WHAT NEEDS TO BE DONE> Retype every entry word for word.

[Entries from a dataset]
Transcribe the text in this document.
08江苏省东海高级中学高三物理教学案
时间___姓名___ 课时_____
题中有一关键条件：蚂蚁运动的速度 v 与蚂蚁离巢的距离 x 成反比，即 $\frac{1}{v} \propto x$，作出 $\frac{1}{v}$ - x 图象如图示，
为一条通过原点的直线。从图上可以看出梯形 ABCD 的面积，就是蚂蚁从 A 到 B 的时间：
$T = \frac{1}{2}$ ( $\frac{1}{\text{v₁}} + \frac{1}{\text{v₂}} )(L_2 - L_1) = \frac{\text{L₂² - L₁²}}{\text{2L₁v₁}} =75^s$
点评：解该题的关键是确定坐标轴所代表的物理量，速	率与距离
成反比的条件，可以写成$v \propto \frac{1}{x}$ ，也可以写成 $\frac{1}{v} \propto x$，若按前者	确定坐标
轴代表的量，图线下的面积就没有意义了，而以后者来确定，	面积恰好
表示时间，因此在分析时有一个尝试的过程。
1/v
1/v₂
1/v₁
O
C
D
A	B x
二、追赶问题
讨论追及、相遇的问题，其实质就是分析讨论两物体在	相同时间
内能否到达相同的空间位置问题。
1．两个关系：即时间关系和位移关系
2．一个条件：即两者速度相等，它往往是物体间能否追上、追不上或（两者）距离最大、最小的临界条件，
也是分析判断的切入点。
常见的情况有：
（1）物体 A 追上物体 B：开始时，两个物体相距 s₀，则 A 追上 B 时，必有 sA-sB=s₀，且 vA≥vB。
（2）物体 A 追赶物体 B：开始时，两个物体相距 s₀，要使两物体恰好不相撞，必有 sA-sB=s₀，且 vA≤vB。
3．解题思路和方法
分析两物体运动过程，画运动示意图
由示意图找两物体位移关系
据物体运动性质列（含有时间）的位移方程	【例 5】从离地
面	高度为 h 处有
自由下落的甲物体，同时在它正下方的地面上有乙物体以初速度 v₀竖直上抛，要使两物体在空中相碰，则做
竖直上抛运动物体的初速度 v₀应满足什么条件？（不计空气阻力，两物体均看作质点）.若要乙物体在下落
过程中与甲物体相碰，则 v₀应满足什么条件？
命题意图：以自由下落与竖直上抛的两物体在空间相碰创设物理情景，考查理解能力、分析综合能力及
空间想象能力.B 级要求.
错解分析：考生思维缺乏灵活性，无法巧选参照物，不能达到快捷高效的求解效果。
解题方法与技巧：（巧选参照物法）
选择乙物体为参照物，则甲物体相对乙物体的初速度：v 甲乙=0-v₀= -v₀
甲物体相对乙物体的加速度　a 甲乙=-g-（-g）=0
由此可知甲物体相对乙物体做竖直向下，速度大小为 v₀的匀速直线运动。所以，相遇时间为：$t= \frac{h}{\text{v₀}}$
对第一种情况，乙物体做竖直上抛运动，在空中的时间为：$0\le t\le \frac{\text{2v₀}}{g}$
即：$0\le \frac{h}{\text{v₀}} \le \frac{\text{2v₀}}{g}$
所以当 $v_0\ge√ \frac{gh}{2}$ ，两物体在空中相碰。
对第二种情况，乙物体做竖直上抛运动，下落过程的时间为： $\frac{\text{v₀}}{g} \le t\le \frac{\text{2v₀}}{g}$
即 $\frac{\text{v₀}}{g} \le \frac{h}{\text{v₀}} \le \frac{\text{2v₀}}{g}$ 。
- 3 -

RESULT OF THE TASK>
Transcribe the text in this document.
08江苏省东海高级中学高三物理教学案
时间___姓名___ 课时_____
题中有一关键条件：蚂蚁运动的速度 v 与蚂蚁离巢的距离 x 成反比，即 $\frac{1}{v} \propto x$，作出 $\frac{1}{v}$ - x 图象如图示，
为一条通过原点的直线。从图上可以看出梯形 ABCD 的面积，就是蚂蚁从 A 到 B 的时间：
$T = \frac{1}{2}$ ( $\frac{1}{\text{v₁}} + \frac{1}{\text{v₂}} )(L_2 - L_1) = \frac{\text{L₂² - L₁²}}{\text{2L₁v₁}} =75^s$
点评：解该题的关键是确定坐标轴所代表的物理量，速	率与距离
成反比的条件，可以写成$v \propto \frac{1}{x}$ ，也可以写成 $\frac{1}{v} \propto x$，若按前者	确定坐标
轴代表的量，图线下的面积就没有意义了，而以后者来确定，	面积恰好
表示时间，因此在分析时有一个尝试的过程。
1/v
1/v₂
1/v₁
O
C
D
A	B x
二、追赶问题
讨论追及、相遇的问题，其实质就是分析讨论两物体在	相同时间
内能否到达相同的空间位置问题。
1．两个关系：即时间关系和位移关系
2．一个条件：即两者速度相等，它往往是物体间能否追上、追不上或（两者）距离最大、最小的临界条件，
也是分析判断的切入点。
常见的情况有：
（1）物体 A 追上物体 B：开始时，两个物体相距 s₀，则 A 追上 B 时，必有 sA-sB=s₀，且 vA≥vB。
（2）物体 A 追赶物体 B：开始时，两个物体相距 s₀，要使两物体恰好不相撞，必有 sA-sB=s₀，且 vA≤vB。
3．解题思路和方法
分析两物体运动过程，画运动示意图
由示意图找两物体位移关系
据物体运动性质列（含有时间）的位移方程	【例 5】从离地
面	高度为 h 处有
自由下落的甲物体，同时在它正下方的地面上有乙物体以初速度 v₀竖直上抛，要使两物体在空中相碰，则做
竖直上抛运动物体的初速度 v₀应满足什么条件？（不计空气阻力，两物体均看作质点）.若要乙物体在下落
过程中与甲物体相碰，则 v₀应满足什么条件？
命题意图：以自由下落与竖直上抛的两物体在空间相碰创设物理情景，考查理解能力、分析综合能力及
空间想象能力.B 级要求.
错解分析：考生思维缺乏灵活性，无法巧选参照物，不能达到快捷高效的求解效果。
解题方法与技巧：（巧选参照物法）
选择乙物体为参照物，则甲物体相对乙物体的初速度：v 甲乙=0-v₀= -v₀
甲物体相对乙物体的加速度　a 甲乙=-g-（-g）=0
由此可知甲物体相对乙物体做竖直向下，速度大小为 v₀的匀速直线运动。所以，相遇时间为：$t= \frac{h}{\text{v₀}}$
对第一种情况，乙物体做竖直上抛运动，在空中的时间为：$0\le t\le \frac{\text{2v₀}}{g}$
即：$0\le \frac{h}{\text{v₀}} \le \frac{\text{2v₀}}{g}$
所以当 $v_0\ge√ \frac{gh}{2}$ ，两物体在空中相碰。
对第二种情况，乙物体做竖直上抛运动，下落过程的时间为： $\frac{\text{v₀}}{g} \le t\le \frac{\text{2v₀}}{g}$
即 $\frac{\text{v₀}}{g} \le \frac{h}{\text{v₀}} \le \frac{\text{2v₀}}{g}$ 。
- 3 -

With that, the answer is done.